**What is expected**: Write out all of the entries exactly as given.
---------------
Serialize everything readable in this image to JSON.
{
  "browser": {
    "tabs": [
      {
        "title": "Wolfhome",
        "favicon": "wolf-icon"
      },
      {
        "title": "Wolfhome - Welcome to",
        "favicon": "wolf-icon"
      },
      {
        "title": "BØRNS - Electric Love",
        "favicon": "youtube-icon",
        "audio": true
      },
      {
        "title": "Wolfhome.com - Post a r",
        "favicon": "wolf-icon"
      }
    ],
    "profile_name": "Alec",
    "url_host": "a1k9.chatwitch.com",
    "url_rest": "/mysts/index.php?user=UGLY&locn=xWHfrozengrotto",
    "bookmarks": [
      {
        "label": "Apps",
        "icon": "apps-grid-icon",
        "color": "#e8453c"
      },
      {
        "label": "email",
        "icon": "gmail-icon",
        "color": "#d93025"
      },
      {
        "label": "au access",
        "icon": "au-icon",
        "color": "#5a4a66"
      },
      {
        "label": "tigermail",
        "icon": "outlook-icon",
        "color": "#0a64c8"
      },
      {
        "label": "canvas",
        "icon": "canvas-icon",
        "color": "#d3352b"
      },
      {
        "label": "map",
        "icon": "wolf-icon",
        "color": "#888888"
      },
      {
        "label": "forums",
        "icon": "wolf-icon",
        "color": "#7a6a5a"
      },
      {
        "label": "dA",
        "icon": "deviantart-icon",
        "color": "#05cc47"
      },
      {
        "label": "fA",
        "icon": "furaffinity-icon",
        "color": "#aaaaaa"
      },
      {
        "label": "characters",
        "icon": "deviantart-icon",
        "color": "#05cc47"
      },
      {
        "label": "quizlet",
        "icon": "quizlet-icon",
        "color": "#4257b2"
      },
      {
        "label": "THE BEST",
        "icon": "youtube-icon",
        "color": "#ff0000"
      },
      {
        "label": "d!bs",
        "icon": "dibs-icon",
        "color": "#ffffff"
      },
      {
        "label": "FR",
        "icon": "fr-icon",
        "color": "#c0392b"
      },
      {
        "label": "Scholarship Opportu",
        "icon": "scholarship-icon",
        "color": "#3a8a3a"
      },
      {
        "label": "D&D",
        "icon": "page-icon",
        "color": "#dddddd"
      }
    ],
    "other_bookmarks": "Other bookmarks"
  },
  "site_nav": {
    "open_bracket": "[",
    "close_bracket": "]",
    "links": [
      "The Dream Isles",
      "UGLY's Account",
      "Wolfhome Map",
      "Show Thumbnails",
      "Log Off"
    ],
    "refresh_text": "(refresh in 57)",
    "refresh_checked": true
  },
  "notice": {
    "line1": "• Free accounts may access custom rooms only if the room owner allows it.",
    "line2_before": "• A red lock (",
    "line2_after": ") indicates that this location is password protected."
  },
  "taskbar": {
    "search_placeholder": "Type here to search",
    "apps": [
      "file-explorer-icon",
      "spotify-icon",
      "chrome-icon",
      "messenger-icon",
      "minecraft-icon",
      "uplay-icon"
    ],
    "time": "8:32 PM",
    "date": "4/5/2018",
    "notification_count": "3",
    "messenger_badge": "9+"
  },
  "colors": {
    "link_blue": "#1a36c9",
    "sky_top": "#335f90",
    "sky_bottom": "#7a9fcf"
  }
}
---------------
**Output**:
Serialize everything readable in this image to JSON.
{
  "browser": {
    "tabs": [
      {
        "title": "Wolfhome",
        "favicon": "wolf-icon"
      },
      {
        "title": "Wolfhome - Welcome to",
        "favicon": "wolf-icon"
      },
      {
        "title": "BØRNS - Electric Love",
        "favicon": "youtube-icon",
        "audio": true
      },
      {
        "title": "Wolfhome.com - Post a r",
        "favicon": "wolf-icon"
      }
    ],
    "profile_name": "Alec",
    "url_host": "a1k9.chatwitch.com",
    "url_rest": "/mysts/index.php?user=UGLY&locn=xWHfrozengrotto",
    "bookmarks": [
      {
        "label": "Apps",
        "icon": "apps-grid-icon",
        "color": "#e8453c"
      },
      {
        "label": "email",
        "icon": "gmail-icon",
        "color": "#d93025"
      },
      {
        "label": "au access",
        "icon": "au-icon",
        "color": "#5a4a66"
      },
      {
        "label": "tigermail",
        "icon": "outlook-icon",
        "color": "#0a64c8"
      },
      {
        "label": "canvas",
        "icon": "canvas-icon",
        "color": "#d3352b"
      },
      {
        "label": "map",
        "icon": "wolf-icon",
        "color": "#888888"
      },
      {
        "label": "forums",
        "icon": "wolf-icon",
        "color": "#7a6a5a"
      },
      {
        "label": "dA",
        "icon": "deviantart-icon",
        "color": "#05cc47"
      },
      {
        "label": "fA",
        "icon": "furaffinity-icon",
        "color": "#aaaaaa"
      },
      {
        "label": "characters",
        "icon": "deviantart-icon",
        "color": "#05cc47"
      },
      {
        "label": "quizlet",
        "icon": "quizlet-icon",
        "color": "#4257b2"
      },
      {
        "label": "THE BEST",
        "icon": "youtube-icon",
        "color": "#ff0000"
      },
      {
        "label": "d!bs",
        "icon": "dibs-icon",
        "color": "#ffffff"
      },
      {
        "label": "FR",
        "icon": "fr-icon",
        "color": "#c0392b"
      },
      {
        "label": "Scholarship Opportu",
        "icon": "scholarship-icon",
        "color": "#3a8a3a"
      },
      {
        "label": "D&D",
        "icon": "page-icon",
        "color": "#dddddd"
      }
    ],
    "other_bookmarks": "Other bookmarks"
  },
  "site_nav": {
    "open_bracket": "[",
    "close_bracket": "]",
    "links": [
      "The Dream Isles",
      "UGLY's Account",
      "Wolfhome Map",
      "Show Thumbnails",
      "Log Off"
    ],
    "refresh_text": "(refresh in 57)",
    "refresh_checked": true
  },
  "notice": {
    "line1": "• Free accounts may access custom rooms only if the room owner allows it.",
    "line2_before": "• A red lock (",
    "line2_after": ") indicates that this location is password protected."
  },
  "taskbar": {
    "search_placeholder": "Type here to search",
    "apps": [
      "file-explorer-icon",
      "spotify-icon",
      "chrome-icon",
      "messenger-icon",
      "minecraft-icon",
      "uplay-icon"
    ],
    "time": "8:32 PM",
    "date": "4/5/2018",
    "notification_count": "3",
    "messenger_badge": "9+"
  },
  "colors": {
    "link_blue": "#1a36c9",
    "sky_top": "#335f90",
    "sky_bottom": "#7a9fcf"
  }
}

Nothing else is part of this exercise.